*Requirements*:
Give a verbatim quotation of every record.

*Raw data*:

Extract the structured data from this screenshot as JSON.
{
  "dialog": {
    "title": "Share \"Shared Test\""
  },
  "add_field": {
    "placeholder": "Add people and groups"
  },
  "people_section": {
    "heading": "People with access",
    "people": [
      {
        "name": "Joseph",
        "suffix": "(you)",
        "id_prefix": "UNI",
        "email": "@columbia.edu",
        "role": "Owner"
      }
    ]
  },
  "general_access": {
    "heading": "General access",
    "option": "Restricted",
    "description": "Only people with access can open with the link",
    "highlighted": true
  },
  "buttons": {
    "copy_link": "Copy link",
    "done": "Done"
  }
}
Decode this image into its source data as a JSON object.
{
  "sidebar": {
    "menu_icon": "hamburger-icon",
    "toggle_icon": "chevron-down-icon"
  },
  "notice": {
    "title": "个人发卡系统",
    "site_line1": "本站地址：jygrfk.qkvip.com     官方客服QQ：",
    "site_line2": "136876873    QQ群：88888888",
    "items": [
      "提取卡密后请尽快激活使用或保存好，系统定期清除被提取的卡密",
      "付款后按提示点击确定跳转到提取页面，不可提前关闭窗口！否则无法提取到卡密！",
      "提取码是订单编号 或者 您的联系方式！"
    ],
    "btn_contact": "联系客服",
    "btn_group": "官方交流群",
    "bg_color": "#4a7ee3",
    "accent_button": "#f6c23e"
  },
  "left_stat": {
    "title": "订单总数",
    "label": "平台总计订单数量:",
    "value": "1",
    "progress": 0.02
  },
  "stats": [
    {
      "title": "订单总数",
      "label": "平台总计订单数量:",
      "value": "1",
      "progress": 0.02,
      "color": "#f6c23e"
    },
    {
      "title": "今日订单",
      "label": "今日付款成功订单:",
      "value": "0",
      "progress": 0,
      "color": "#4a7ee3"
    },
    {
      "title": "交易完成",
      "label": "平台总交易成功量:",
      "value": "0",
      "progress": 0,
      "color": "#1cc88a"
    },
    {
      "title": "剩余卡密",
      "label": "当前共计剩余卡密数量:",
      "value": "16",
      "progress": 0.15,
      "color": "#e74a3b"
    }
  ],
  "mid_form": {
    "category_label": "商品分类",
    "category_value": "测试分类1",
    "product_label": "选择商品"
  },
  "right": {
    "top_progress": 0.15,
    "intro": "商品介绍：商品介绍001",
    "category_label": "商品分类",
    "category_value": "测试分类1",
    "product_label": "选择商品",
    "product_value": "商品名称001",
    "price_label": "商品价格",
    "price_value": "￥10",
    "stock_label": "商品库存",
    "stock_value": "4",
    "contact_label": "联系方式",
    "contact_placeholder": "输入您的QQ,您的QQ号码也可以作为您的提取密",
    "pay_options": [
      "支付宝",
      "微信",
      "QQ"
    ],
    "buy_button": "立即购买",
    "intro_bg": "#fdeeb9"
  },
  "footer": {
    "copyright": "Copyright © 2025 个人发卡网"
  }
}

*Final result*:
Extract the structured data from this screenshot as JSON.
{
  "dialog": {
    "title": "Share \"Shared Test\""
  },
  "add_field": {
    "placeholder": "Add people and groups"
  },
  "people_section": {
    "heading": "People with access",
    "people": [
      {
        "name": "Joseph",
        "suffix": "(you)",
        "id_prefix": "UNI",
        "email": "@columbia.edu",
        "role": "Owner"
      }
    ]
  },
  "general_access": {
    "heading": "General access",
    "option": "Restricted",
    "description": "Only people with access can open with the link",
    "highlighted": true
  },
  "buttons": {
    "copy_link": "Copy link",
    "done": "Done"
  }
}
Decode this image into its source data as a JSON object.
{
  "sidebar": {
    "menu_icon": "hamburger-icon",
    "toggle_icon": "chevron-down-icon"
  },
  "notice": {
    "title": "个人发卡系统",
    "site_line1": "本站地址：jygrfk.qkvip.com     官方客服QQ：",
    "site_line2": "136876873    QQ群：88888888",
    "items": [
      "提取卡密后请尽快激活使用或保存好，系统定期清除被提取的卡密",
      "付款后按提示点击确定跳转到提取页面，不可提前关闭窗口！否则无法提取到卡密！",
      "提取码是订单编号 或者 您的联系方式！"
    ],
    "btn_contact": "联系客服",
    "btn_group": "官方交流群",
    "bg_color": "#4a7ee3",
    "accent_button": "#f6c23e"
  },
  "left_stat": {
    "title": "订单总数",
    "label": "平台总计订单数量:",
    "value": "1",
    "progress": 0.02
  },
  "stats": [
    {
      "title": "订单总数",
      "label": "平台总计订单数量:",
      "value": "1",
      "progress": 0.02,
      "color": "#f6c23e"
    },
    {
      "title": "今日订单",
      "label": "今日付款成功订单:",
      "value": "0",
      "progress": 0,
      "color": "#4a7ee3"
    },
    {
      "title": "交易完成",
      "label": "平台总交易成功量:",
      "value": "0",
      "progress": 0,
      "color": "#1cc88a"
    },
    {
      "title": "剩余卡密",
      "label": "当前共计剩余卡密数量:",
      "value": "16",
      "progress": 0.15,
      "color": "#e74a3b"
    }
  ],
  "mid_form": {
    "category_label": "商品分类",
    "category_value": "测试分类1",
    "product_label": "选择商品"
  },
  "right": {
    "top_progress": 0.15,
    "intro": "商品介绍：商品介绍001",
    "category_label": "商品分类",
    "category_value": "测试分类1",
    "product_label": "选择商品",
    "product_value": "商品名称001",
    "price_label": "商品价格",
    "price_value": "￥10",
    "stock_label": "商品库存",
    "stock_value": "4",
    "contact_label": "联系方式",
    "contact_placeholder": "输入您的QQ,您的QQ号码也可以作为您的提取密",
    "pay_options": [
      "支付宝",
      "微信",
      "QQ"
    ],
    "buy_button": "立即购买",
    "intro_bg": "#fdeeb9"
  },
  "footer": {
    "copyright": "Copyright © 2025 个人发卡网"
  }
}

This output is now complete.